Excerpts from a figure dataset
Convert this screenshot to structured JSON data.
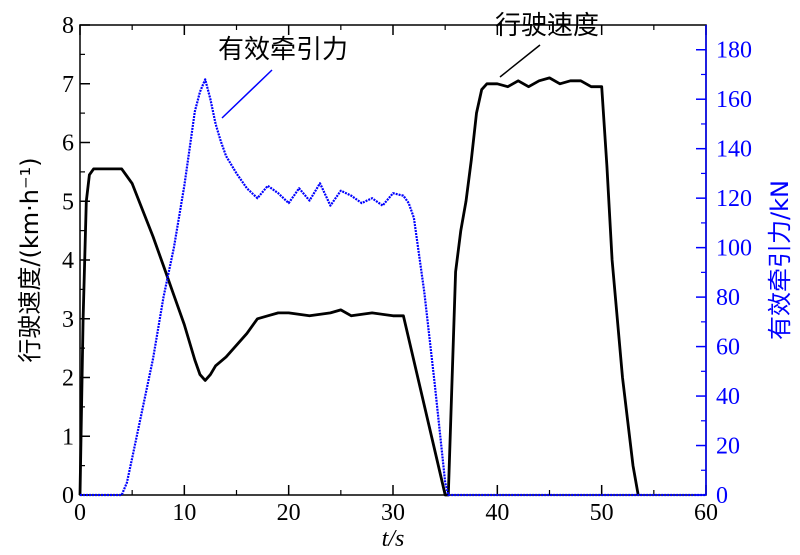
{
  "chart_data": {
    "type": "line",
    "xlabel": "t/s",
    "ylabel_left": "行驶速度/(km·h⁻¹)",
    "ylabel_right": "有效牵引力/kN",
    "xlim": [
      0,
      60
    ],
    "ylim_left": [
      0,
      8
    ],
    "ylim_right": [
      0,
      190
    ],
    "x_ticks": [
      "0",
      "10",
      "20",
      "30",
      "40",
      "50",
      "60"
    ],
    "y_left_ticks": [
      "0",
      "1",
      "2",
      "3",
      "4",
      "5",
      "6",
      "7",
      "8"
    ],
    "y_right_ticks": [
      "0",
      "20",
      "40",
      "60",
      "80",
      "100",
      "120",
      "140",
      "160",
      "180"
    ],
    "grid": false,
    "annotations": [
      {
        "text": "有效牵引力",
        "target_series": "有效牵引力"
      },
      {
        "text": "行驶速度",
        "target_series": "行驶速度"
      }
    ],
    "colors": {
      "speed": "#000000",
      "traction": "#0000ff"
    },
    "series": [
      {
        "name": "行驶速度",
        "axis": "left",
        "x": [
          0,
          0.3,
          0.6,
          0.9,
          1.3,
          2,
          3,
          4,
          5,
          6,
          7,
          8,
          9,
          10,
          11,
          11.5,
          12,
          12.5,
          13,
          14,
          15,
          16,
          17,
          18,
          19,
          20,
          22,
          24,
          25,
          26,
          28,
          30,
          31,
          35,
          35.3,
          36,
          36.5,
          37,
          37.5,
          38,
          38.5,
          39,
          40,
          41,
          42,
          43,
          44,
          45,
          46,
          47,
          48,
          49,
          49.5,
          50,
          50.5,
          51,
          52,
          53,
          53.5
        ],
        "y": [
          0,
          3.0,
          5.0,
          5.45,
          5.55,
          5.55,
          5.55,
          5.55,
          5.3,
          4.85,
          4.4,
          3.9,
          3.4,
          2.9,
          2.3,
          2.05,
          1.95,
          2.05,
          2.2,
          2.35,
          2.55,
          2.75,
          3.0,
          3.05,
          3.1,
          3.1,
          3.05,
          3.1,
          3.15,
          3.05,
          3.1,
          3.05,
          3.05,
          0,
          0,
          3.8,
          4.5,
          5.0,
          5.7,
          6.5,
          6.9,
          7.0,
          7.0,
          6.95,
          7.05,
          6.95,
          7.05,
          7.1,
          7.0,
          7.05,
          7.05,
          6.95,
          6.95,
          6.95,
          5.6,
          4.0,
          2.0,
          0.5,
          0
        ]
      },
      {
        "name": "有效牵引力",
        "axis": "right",
        "x": [
          0,
          4,
          4.5,
          5,
          6,
          7,
          8,
          9,
          10,
          10.5,
          11,
          11.5,
          12,
          12.5,
          13,
          13.5,
          14,
          15,
          16,
          17,
          18,
          19,
          20,
          21,
          22,
          23,
          24,
          25,
          26,
          27,
          28,
          29,
          30,
          31,
          31.5,
          32,
          33,
          34,
          35,
          35.3,
          53.5,
          60
        ],
        "y": [
          0,
          0,
          5,
          15,
          35,
          55,
          80,
          100,
          125,
          140,
          155,
          163,
          168,
          160,
          150,
          143,
          137,
          130,
          124,
          120,
          125,
          122,
          118,
          124,
          119,
          126,
          117,
          123,
          121,
          118,
          120,
          117,
          122,
          121,
          118,
          112,
          82,
          45,
          5,
          0,
          0,
          0
        ]
      }
    ]
  }
}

__EXERCISE TASK__
Print each line of the material above exactly, with the pictures removed from your copy.

__SOLUTION TO THE EXERCISE__
Convert this screenshot to structured JSON data.
{
  "chart_data": {
    "type": "line",
    "xlabel": "t/s",
    "ylabel_left": "行驶速度/(km·h⁻¹)",
    "ylabel_right": "有效牵引力/kN",
    "xlim": [
      0,
      60
    ],
    "ylim_left": [
      0,
      8
    ],
    "ylim_right": [
      0,
      190
    ],
    "x_ticks": [
      "0",
      "10",
      "20",
      "30",
      "40",
      "50",
      "60"
    ],
    "y_left_ticks": [
      "0",
      "1",
      "2",
      "3",
      "4",
      "5",
      "6",
      "7",
      "8"
    ],
    "y_right_ticks": [
      "0",
      "20",
      "40",
      "60",
      "80",
      "100",
      "120",
      "140",
      "160",
      "180"
    ],
    "grid": false,
    "annotations": [
      {
        "text": "有效牵引力",
        "target_series": "有效牵引力"
      },
      {
        "text": "行驶速度",
        "target_series": "行驶速度"
      }
    ],
    "colors": {
      "speed": "#000000",
      "traction": "#0000ff"
    },
    "series": [
      {
        "name": "行驶速度",
        "axis": "left",
        "x": [
          0,
          0.3,
          0.6,
          0.9,
          1.3,
          2,
          3,
          4,
          5,
          6,
          7,
          8,
          9,
          10,
          11,
          11.5,
          12,
          12.5,
          13,
          14,
          15,
          16,
          17,
          18,
          19,
          20,
          22,
          24,
          25,
          26,
          28,
          30,
          31,
          35,
          35.3,
          36,
          36.5,
          37,
          37.5,
          38,
          38.5,
          39,
          40,
          41,
          42,
          43,
          44,
          45,
          46,
          47,
          48,
          49,
          49.5,
          50,
          50.5,
          51,
          52,
          53,
          53.5
        ],
        "y": [
          0,
          3.0,
          5.0,
          5.45,
          5.55,
          5.55,
          5.55,
          5.55,
          5.3,
          4.85,
          4.4,
          3.9,
          3.4,
          2.9,
          2.3,
          2.05,
          1.95,
          2.05,
          2.2,
          2.35,
          2.55,
          2.75,
          3.0,
          3.05,
          3.1,
          3.1,
          3.05,
          3.1,
          3.15,
          3.05,
          3.1,
          3.05,
          3.05,
          0,
          0,
          3.8,
          4.5,
          5.0,
          5.7,
          6.5,
          6.9,
          7.0,
          7.0,
          6.95,
          7.05,
          6.95,
          7.05,
          7.1,
          7.0,
          7.05,
          7.05,
          6.95,
          6.95,
          6.95,
          5.6,
          4.0,
          2.0,
          0.5,
          0
        ]
      },
      {
        "name": "有效牵引力",
        "axis": "right",
        "x": [
          0,
          4,
          4.5,
          5,
          6,
          7,
          8,
          9,
          10,
          10.5,
          11,
          11.5,
          12,
          12.5,
          13,
          13.5,
          14,
          15,
          16,
          17,
          18,
          19,
          20,
          21,
          22,
          23,
          24,
          25,
          26,
          27,
          28,
          29,
          30,
          31,
          31.5,
          32,
          33,
          34,
          35,
          35.3,
          53.5,
          60
        ],
        "y": [
          0,
          0,
          5,
          15,
          35,
          55,
          80,
          100,
          125,
          140,
          155,
          163,
          168,
          160,
          150,
          143,
          137,
          130,
          124,
          120,
          125,
          122,
          118,
          124,
          119,
          126,
          117,
          123,
          121,
          118,
          120,
          117,
          122,
          121,
          118,
          112,
          82,
          45,
          5,
          0,
          0,
          0
        ]
      }
    ]
  }
}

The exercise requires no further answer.